_What needs to be done_
Only the lines holding the string "from" are needed. Copy each one.

_Material for this task_

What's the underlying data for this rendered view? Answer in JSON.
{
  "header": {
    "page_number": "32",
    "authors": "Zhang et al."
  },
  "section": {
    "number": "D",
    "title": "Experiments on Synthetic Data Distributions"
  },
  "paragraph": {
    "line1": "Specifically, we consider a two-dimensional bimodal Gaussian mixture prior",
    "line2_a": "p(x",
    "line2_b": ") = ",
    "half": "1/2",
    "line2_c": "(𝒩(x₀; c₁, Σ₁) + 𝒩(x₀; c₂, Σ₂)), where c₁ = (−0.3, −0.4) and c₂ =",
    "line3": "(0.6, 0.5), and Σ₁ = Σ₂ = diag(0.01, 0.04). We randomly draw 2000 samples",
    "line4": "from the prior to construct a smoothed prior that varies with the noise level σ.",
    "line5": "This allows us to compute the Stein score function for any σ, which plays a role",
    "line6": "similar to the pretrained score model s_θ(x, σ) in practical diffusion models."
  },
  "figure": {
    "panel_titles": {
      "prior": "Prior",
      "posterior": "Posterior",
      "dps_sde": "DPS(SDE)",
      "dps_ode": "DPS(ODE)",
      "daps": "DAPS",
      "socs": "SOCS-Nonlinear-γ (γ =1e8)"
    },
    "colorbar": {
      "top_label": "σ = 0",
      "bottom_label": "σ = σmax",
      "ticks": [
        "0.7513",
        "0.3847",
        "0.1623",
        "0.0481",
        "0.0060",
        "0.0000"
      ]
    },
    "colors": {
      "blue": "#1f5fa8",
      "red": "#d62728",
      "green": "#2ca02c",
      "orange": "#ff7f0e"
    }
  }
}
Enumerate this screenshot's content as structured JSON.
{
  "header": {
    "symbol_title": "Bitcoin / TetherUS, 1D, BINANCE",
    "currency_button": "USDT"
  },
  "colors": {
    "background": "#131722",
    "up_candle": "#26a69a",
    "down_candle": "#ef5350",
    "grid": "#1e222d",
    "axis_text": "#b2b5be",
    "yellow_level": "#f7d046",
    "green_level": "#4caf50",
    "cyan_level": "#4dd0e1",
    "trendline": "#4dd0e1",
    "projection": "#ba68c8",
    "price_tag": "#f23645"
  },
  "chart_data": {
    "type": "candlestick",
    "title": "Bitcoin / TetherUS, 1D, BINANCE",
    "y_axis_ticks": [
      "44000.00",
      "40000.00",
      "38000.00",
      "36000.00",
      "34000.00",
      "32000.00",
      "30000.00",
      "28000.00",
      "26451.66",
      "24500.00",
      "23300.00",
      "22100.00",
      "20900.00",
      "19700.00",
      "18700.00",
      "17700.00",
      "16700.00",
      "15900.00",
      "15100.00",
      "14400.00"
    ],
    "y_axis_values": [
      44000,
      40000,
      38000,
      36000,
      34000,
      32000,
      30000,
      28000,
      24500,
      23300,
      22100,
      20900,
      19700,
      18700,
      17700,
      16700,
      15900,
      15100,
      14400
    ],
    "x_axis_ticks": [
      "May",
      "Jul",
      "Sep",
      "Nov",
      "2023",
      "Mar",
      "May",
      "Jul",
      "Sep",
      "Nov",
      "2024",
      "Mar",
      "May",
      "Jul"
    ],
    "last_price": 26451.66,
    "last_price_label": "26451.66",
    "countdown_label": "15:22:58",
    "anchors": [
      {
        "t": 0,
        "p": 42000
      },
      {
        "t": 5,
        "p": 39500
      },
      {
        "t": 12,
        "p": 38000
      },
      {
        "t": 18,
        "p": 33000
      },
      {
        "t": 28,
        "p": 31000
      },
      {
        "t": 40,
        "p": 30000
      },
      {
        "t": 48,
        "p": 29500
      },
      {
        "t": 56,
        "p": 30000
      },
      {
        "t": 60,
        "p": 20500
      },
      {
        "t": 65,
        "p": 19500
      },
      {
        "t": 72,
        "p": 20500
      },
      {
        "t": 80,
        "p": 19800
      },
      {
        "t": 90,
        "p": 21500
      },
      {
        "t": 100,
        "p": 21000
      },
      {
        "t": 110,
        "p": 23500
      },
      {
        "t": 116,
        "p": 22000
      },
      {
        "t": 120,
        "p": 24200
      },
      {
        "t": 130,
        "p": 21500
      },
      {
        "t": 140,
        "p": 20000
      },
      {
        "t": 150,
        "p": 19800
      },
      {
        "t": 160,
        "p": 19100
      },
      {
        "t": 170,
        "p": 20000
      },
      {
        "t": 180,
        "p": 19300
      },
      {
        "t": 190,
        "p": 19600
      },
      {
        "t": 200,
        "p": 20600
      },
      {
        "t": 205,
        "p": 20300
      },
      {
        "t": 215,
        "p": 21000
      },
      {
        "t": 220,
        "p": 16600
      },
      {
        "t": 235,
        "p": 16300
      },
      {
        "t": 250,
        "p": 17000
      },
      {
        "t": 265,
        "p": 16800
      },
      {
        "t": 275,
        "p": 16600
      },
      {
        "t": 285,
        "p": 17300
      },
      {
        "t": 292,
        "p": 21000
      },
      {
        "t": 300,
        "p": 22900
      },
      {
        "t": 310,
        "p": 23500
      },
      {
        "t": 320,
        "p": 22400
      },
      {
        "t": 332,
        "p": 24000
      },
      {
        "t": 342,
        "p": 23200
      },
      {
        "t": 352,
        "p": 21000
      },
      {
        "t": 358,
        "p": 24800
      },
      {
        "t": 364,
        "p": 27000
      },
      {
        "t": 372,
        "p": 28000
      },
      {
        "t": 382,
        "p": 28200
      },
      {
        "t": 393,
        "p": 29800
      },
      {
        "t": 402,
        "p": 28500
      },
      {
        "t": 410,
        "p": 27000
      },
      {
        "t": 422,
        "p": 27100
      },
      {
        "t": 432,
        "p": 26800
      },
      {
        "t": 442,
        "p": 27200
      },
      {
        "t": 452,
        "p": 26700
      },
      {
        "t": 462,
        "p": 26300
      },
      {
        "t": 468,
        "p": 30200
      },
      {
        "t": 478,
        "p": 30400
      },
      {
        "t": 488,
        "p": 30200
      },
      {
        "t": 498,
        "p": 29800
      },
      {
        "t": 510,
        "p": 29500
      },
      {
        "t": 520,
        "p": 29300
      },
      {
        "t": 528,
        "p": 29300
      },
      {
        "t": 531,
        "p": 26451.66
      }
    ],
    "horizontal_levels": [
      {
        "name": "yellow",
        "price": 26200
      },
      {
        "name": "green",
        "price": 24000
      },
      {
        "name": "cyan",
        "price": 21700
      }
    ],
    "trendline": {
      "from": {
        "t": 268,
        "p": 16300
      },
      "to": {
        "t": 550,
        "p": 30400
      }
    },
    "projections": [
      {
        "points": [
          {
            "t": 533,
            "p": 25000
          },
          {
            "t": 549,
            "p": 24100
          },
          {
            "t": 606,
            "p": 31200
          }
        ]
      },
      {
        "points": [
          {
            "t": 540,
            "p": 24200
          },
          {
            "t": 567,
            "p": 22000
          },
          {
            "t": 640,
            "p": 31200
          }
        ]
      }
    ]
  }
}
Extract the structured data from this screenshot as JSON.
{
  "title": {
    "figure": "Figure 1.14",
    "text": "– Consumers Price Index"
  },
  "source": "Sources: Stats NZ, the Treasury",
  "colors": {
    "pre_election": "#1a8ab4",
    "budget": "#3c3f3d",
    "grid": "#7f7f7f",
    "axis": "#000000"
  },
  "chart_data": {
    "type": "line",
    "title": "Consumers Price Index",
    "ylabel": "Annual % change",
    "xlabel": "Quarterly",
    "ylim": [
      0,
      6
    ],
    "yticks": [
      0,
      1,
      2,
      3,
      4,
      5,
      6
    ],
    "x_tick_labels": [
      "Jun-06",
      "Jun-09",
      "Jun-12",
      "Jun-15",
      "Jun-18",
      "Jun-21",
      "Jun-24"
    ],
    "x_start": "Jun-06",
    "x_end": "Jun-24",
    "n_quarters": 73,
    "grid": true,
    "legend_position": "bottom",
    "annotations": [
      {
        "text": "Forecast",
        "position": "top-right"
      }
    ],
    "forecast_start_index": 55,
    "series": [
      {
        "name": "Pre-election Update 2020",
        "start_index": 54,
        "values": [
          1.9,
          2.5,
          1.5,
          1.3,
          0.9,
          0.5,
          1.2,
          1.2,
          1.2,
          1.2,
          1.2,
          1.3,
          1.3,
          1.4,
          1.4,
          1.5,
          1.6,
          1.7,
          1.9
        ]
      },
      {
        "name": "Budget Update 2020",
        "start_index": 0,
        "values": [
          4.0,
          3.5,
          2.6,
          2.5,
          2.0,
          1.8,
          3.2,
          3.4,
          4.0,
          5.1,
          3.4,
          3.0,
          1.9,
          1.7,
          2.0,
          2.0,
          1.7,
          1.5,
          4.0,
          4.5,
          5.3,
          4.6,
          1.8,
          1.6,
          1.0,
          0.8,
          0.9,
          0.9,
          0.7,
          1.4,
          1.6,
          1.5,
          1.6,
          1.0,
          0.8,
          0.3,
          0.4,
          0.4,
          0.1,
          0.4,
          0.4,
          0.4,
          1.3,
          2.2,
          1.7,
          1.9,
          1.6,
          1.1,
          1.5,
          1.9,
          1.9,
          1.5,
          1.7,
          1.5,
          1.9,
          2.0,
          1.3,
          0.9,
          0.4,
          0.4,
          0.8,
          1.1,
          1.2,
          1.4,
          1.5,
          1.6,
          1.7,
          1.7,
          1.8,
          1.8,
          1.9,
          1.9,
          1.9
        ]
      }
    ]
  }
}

_Written answer_
    "line4": "from the prior to construct a smoothed prior that varies with the noise level σ.",
      "from": {
Extract the structured data from this screenshot as JSON.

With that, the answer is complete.